Aim
Change "VENTA DE AUTOS" to "VENTA DE CARROS" in the material from the line with "following-nav-avatar[interactable] [16,228,37,249]" to the line with "nav-label: Más [48,462,73,476]", and give only those lines with everything else unchanged.

==================================================

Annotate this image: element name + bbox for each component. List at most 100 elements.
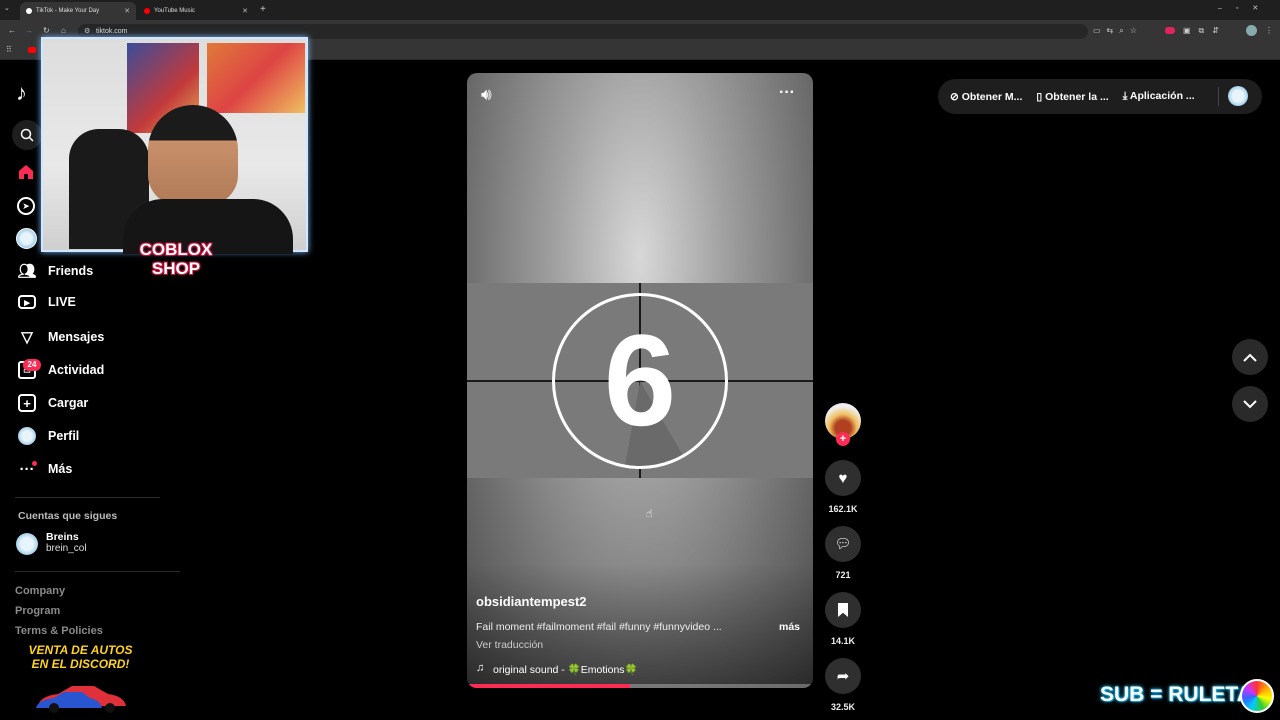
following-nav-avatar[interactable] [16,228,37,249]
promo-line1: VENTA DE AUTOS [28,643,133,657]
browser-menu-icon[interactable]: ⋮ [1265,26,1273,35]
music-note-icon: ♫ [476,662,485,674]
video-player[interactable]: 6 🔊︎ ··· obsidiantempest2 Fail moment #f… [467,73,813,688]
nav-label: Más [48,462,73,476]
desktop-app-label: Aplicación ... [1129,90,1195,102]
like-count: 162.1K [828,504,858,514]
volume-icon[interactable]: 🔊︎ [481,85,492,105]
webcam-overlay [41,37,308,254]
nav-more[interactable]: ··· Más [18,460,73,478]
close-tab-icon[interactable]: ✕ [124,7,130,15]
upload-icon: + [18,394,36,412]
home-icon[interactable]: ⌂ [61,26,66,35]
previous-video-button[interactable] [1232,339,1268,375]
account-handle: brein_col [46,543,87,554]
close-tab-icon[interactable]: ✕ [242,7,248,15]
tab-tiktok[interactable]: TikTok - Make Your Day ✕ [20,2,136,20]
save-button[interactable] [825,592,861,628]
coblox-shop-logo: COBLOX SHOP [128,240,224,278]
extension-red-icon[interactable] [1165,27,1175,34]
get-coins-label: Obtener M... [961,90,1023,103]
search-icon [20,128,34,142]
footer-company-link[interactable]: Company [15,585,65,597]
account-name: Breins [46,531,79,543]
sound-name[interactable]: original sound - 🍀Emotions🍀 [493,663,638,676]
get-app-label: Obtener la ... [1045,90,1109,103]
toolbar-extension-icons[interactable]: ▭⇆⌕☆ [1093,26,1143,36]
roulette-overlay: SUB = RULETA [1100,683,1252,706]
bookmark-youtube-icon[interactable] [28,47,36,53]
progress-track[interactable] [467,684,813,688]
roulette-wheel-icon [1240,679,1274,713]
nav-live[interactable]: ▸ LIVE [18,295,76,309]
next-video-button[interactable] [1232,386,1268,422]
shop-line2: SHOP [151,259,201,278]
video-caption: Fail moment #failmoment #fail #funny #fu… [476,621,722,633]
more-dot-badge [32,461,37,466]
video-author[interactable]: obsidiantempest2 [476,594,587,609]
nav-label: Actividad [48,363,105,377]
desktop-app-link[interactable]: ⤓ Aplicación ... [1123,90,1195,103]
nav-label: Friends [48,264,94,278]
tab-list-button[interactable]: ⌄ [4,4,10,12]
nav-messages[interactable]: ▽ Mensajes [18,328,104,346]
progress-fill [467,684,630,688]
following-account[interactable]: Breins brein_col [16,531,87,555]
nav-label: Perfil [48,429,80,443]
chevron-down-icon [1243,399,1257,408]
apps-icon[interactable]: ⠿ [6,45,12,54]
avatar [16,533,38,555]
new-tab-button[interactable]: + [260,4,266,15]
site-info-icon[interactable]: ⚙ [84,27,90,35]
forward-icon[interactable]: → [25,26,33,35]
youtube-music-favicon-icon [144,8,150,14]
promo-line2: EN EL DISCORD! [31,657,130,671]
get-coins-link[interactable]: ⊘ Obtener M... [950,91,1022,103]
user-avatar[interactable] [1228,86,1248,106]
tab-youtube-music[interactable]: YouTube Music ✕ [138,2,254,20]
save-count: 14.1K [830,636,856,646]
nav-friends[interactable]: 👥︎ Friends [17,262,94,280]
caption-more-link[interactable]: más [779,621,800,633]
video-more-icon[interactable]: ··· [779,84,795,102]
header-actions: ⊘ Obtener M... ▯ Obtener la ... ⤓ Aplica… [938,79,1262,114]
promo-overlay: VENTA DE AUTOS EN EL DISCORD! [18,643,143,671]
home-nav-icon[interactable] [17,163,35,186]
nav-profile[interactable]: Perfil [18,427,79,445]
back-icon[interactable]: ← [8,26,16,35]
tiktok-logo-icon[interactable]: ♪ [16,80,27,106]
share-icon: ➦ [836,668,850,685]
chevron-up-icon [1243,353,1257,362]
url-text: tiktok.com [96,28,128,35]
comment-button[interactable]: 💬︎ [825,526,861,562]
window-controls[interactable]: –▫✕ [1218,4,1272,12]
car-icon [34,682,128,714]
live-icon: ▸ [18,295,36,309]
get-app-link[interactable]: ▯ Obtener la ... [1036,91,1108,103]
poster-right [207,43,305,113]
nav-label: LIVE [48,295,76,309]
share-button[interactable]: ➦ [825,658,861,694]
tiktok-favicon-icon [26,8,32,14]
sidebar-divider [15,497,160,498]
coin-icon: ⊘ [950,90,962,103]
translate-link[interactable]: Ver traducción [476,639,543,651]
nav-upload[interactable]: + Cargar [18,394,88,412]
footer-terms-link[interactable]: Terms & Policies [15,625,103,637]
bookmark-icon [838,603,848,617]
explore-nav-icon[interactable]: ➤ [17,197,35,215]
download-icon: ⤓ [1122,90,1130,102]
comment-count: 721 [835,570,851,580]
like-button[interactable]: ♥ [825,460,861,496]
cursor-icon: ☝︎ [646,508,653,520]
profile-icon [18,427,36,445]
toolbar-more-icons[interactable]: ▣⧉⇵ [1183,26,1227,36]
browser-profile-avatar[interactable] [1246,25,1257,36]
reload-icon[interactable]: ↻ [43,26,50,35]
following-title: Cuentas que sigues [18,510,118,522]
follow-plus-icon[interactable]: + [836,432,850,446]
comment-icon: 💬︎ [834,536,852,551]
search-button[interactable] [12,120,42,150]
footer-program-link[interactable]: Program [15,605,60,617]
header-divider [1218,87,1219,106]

==================================================

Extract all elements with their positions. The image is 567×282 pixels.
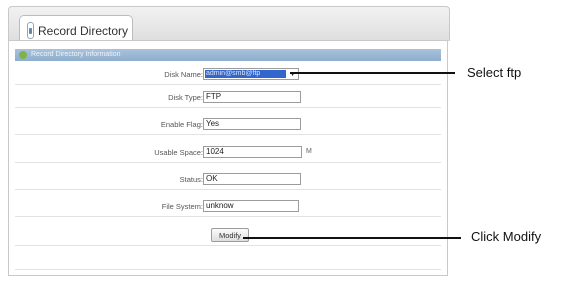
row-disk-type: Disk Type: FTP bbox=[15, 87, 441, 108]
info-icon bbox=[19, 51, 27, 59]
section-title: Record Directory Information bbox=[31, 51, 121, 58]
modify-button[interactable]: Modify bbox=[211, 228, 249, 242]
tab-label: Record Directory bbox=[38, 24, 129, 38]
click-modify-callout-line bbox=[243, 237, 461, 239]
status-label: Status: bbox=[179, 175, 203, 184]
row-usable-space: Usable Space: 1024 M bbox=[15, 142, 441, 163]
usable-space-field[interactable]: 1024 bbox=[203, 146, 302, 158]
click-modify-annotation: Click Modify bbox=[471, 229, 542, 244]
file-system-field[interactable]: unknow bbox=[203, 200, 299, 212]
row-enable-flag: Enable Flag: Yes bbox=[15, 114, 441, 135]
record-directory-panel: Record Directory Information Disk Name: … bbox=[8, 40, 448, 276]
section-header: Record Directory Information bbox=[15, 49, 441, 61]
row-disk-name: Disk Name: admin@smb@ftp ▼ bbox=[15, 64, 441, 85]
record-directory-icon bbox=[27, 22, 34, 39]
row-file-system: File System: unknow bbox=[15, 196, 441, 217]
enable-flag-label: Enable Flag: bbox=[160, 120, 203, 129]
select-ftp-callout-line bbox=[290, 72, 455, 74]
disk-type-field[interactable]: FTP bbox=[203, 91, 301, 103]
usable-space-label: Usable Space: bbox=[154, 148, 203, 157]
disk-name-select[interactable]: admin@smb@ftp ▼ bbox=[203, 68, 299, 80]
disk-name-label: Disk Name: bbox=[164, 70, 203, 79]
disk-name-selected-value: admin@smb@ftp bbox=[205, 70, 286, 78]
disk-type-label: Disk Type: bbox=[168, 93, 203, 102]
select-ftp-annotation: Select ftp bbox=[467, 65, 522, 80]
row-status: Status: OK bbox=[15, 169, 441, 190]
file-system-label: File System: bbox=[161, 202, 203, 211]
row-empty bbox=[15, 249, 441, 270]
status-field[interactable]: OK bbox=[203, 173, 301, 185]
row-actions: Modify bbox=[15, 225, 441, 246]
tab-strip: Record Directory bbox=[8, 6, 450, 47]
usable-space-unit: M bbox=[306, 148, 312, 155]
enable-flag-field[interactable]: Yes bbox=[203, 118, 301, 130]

==================================================

Completed exercise
following-nav-avatar[interactable] [16,228,37,249]
promo-line1: VENTA DE CARROS [28,643,133,657]
browser-menu-icon[interactable]: ⋮ [1265,26,1273,35]
music-note-icon: ♫ [476,662,485,674]
video-player[interactable]: 6 🔊︎ ··· obsidiantempest2 Fail moment #f… [467,73,813,688]
nav-label: Más [48,462,73,476]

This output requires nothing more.